Find each line with the word "icon" and state how many there are, nothing more.

-- Start PROVIDED INFORMATION --

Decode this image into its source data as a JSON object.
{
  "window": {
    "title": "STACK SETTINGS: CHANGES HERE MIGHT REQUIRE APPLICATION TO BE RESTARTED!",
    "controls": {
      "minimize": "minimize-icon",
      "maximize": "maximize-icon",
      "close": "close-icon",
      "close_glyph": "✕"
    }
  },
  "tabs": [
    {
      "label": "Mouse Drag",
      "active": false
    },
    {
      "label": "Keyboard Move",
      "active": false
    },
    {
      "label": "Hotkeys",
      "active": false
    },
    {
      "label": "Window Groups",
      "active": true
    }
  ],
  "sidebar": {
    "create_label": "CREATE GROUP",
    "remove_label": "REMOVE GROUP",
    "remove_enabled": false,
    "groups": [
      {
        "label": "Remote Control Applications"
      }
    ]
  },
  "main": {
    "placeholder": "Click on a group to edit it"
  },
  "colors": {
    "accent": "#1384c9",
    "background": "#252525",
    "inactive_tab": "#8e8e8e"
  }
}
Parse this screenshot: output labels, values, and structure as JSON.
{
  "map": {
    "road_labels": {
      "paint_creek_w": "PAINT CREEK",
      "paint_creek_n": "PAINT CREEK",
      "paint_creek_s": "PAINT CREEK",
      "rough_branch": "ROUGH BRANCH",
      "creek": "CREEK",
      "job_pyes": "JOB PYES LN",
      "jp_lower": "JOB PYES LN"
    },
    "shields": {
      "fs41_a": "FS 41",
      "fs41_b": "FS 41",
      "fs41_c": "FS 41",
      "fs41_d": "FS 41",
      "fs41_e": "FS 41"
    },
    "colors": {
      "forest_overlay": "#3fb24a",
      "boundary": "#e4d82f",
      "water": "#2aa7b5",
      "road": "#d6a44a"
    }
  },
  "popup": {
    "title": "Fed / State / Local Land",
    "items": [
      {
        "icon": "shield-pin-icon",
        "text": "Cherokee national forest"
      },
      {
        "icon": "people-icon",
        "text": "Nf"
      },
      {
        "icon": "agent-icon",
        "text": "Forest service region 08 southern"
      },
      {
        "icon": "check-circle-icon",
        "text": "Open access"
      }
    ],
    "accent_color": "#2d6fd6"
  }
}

-- End PROVIDED INFORMATION --
-- Start PROVIDED INFORMATION --

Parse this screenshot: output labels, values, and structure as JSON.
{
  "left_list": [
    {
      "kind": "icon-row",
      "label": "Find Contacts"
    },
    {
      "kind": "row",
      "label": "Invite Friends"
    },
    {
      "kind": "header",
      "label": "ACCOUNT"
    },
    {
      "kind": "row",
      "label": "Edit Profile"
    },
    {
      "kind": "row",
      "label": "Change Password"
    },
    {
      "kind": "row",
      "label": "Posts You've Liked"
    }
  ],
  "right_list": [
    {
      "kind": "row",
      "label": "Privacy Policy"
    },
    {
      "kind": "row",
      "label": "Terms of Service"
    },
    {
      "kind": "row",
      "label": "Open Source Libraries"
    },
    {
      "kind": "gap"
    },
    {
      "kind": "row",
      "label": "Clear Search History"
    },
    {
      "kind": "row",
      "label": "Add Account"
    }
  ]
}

-- End PROVIDED INFORMATION --

#### SOLVED EXERCISE
8